Written request:
Where does the string "znają" appear in the records? Copy every line that contains it.

Available records:
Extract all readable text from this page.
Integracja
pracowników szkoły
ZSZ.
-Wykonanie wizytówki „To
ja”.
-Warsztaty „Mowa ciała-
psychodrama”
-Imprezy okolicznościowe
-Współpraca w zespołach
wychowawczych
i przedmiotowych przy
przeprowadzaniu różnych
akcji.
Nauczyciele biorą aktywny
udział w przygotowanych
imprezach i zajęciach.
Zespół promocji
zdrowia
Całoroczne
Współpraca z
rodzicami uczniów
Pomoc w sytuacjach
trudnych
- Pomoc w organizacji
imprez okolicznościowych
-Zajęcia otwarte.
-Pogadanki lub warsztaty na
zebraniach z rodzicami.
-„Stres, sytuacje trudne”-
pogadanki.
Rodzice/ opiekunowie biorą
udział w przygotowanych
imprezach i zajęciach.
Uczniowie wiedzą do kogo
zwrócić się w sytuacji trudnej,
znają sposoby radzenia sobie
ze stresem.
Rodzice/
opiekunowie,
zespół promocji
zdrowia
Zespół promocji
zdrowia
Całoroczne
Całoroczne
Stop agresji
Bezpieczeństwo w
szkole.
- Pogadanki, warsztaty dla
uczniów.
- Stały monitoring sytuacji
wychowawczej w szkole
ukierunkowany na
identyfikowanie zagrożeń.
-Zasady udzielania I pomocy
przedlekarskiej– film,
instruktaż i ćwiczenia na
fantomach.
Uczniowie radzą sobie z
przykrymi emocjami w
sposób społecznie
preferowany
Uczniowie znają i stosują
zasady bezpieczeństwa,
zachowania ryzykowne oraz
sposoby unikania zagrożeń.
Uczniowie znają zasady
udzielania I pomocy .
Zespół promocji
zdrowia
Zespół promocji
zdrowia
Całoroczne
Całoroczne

Correct response:
znają sposoby radzenia sobie
Uczniowie znają i stosują
Uczniowie znają zasady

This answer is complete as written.